-- Exercise prompt --
Reproduce the full listing below unchanged, apart from the pictures.

-- Data --
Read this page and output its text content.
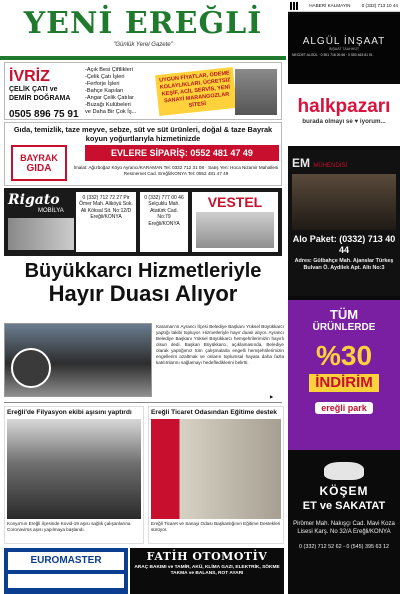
YENİ EREĞLİ
"Günlük Yerel Gazete"
İVRİZ
ÇELİK ÇATI ve
DEMİR DOĞRAMA
0505 896 75 91
-Açık Besi Çiftlikleri
-Çelik Çatı İşleri
-Ferforje İşleri
-Bahçe Kapıları
-Angar Çelik Çatılar
-Buzağı Kulübeleri
ve Daha Bir Çok İş...
UYGUN FİYATLAR, ÖDEME KOLAYLIKLARI, ÜCRETSİZ KEŞİF, ACİL SERVİS, YENİ SANAYİ MARANGOZLAR SİTESİ
Gıda, temizlik, taze meyve, sebze, süt ve süt ürünleri, doğal & taze Bayrak koyun yoğurtlarıyla hizmetinizde
BAYRAK
GIDA
EVLERE SİPARİŞ: 0552 481 47 49
İmalat: Ağızboğaz Köyü Ayrancı/KARAMAN Tel: 0332 712 31 08 · Satış Yeri: Hoca Nizamir Mahallesi Resmemet Cad. Ereğli/KONYA Tel: 0552 481 47 49
Rigato
MOBİLYA
0 (332) 712 72 27 Pir Ömer Mah. Aliköyü Sok. Ali Köksal Sit. No:12/D Ereğli/KONYA
0 (332) 777 00 46 Selçuklu Mah. Atatürk Cad. No:79 Ereğli/KONYA
VESTEL
Büyükkarcı Hizmetleriyle
Hayır Duası Alıyor
Karaman'ın Ayrancı İlçesi Belediye Başkanı Yüksel Büyükkarcı yaptığı takibi topluyor. Hizmetleriyle hayır duası alıyor. Ayrancı Belediye Başkanı Yüksel Büyükkarcı hemşehrilerimizin hayırlı olsun dedi. Başkan Büyükkarcı, açıklamasında, Belediye olarak yaptığımız tüm çalışmalarla engelli hemşehrilerimizin engellerini azaltmak ve onların toplumsal hayata daha fazla katılımlarını sağlamayı hedeflediklerini belirtti.
▶
Ereğli'de Filyasyon ekibi aşısını yaptırdı
Konya'nın Ereğli ilçesinde Kovid-19 aşısı sağlık çalışanlarına Coronavirüs aşısı yapılmaya başlandı.
Ereğli Ticaret Odasından Eğitime destek
Ereğli Ticaret ve Sanayi Odası Başkanlığının Eğitime Destekleri sürüyor.
EUROMASTER	FATİH OTOMOTİV
ARAÇ BAKIMI ve TAMİR, AKÜ, KLİMA GAZI, ELEKTRİK, SÖKME TAKMA ve BALANS, ROT AYARI
HABERİ KALMAYIN 0 (332) 713 10 44
ALGÜL İNŞAAT
İNŞAAT TAAHHÜT
NECDET ALGÜL · 0 551 718 26 66 · 0 553 463 81 01
halkpazarı
burada olmayı se ♥ iyorum...
EM MÜHENDİSİ
Alo Paket: (0332) 713 40 44
Adres: Gülbahçe Mah. Ajanslar Türkeş Bulvarı Ö. Aydilek Apt. Altı No:3
TÜM
ÜRÜNLERDE
%30
İNDİRİM
ereğli park
KÖŞEM
ET ve SAKATAT
Pirömer Mah. Nakışçı Cad. Mavi Koza Lisesi Karş. No 32/A Ereğli/KONYA
0 (332) 712 52 62 - 0 (545) 395 63 12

-- Answer below --
Read this page and output its text content.
YENİ EREĞLİ
"Günlük Yerel Gazete"
İVRİZ
ÇELİK ÇATI ve
DEMİR DOĞRAMA
0505 896 75 91
-Açık Besi Çiftlikleri
-Çelik Çatı İşleri
-Ferforje İşleri
-Bahçe Kapıları
-Angar Çelik Çatılar
-Buzağı Kulübeleri
ve Daha Bir Çok İş...
UYGUN FİYATLAR, ÖDEME KOLAYLIKLARI, ÜCRETSİZ KEŞİF, ACİL SERVİS, YENİ SANAYİ MARANGOZLAR SİTESİ
Gıda, temizlik, taze meyve, sebze, süt ve süt ürünleri, doğal & taze Bayrak koyun yoğurtlarıyla hizmetinizde
BAYRAK
GIDA
EVLERE SİPARİŞ: 0552 481 47 49
İmalat: Ağızboğaz Köyü Ayrancı/KARAMAN Tel: 0332 712 31 08 · Satış Yeri: Hoca Nizamir Mahallesi Resmemet Cad. Ereğli/KONYA Tel: 0552 481 47 49
Rigato
MOBİLYA
0 (332) 712 72 27 Pir Ömer Mah. Aliköyü Sok. Ali Köksal Sit. No:12/D Ereğli/KONYA
0 (332) 777 00 46 Selçuklu Mah. Atatürk Cad. No:79 Ereğli/KONYA
VESTEL
Büyükkarcı Hizmetleriyle
Hayır Duası Alıyor
Karaman'ın Ayrancı İlçesi Belediye Başkanı Yüksel Büyükkarcı yaptığı takibi topluyor. Hizmetleriyle hayır duası alıyor. Ayrancı Belediye Başkanı Yüksel Büyükkarcı hemşehrilerimizin hayırlı olsun dedi. Başkan Büyükkarcı, açıklamasında, Belediye olarak yaptığımız tüm çalışmalarla engelli hemşehrilerimizin engellerini azaltmak ve onların toplumsal hayata daha fazla katılımlarını sağlamayı hedeflediklerini belirtti.
▶
Ereğli'de Filyasyon ekibi aşısını yaptırdı
Konya'nın Ereğli ilçesinde Kovid-19 aşısı sağlık çalışanlarına Coronavirüs aşısı yapılmaya başlandı.
Ereğli Ticaret Odasından Eğitime destek
Ereğli Ticaret ve Sanayi Odası Başkanlığının Eğitime Destekleri sürüyor.
EUROMASTER	FATİH OTOMOTİV
ARAÇ BAKIMI ve TAMİR, AKÜ, KLİMA GAZI, ELEKTRİK, SÖKME TAKMA ve BALANS, ROT AYARI
HABERİ KALMAYIN 0 (332) 713 10 44
ALGÜL İNŞAAT
İNŞAAT TAAHHÜT
NECDET ALGÜL · 0 551 718 26 66 · 0 553 463 81 01
halkpazarı
burada olmayı se ♥ iyorum...
EM MÜHENDİSİ
Alo Paket: (0332) 713 40 44
Adres: Gülbahçe Mah. Ajanslar Türkeş Bulvarı Ö. Aydilek Apt. Altı No:3
TÜM
ÜRÜNLERDE
%30
İNDİRİM
ereğli park
KÖŞEM
ET ve SAKATAT
Pirömer Mah. Nakışçı Cad. Mavi Koza Lisesi Karş. No 32/A Ereğli/KONYA
0 (332) 712 52 62 - 0 (545) 395 63 12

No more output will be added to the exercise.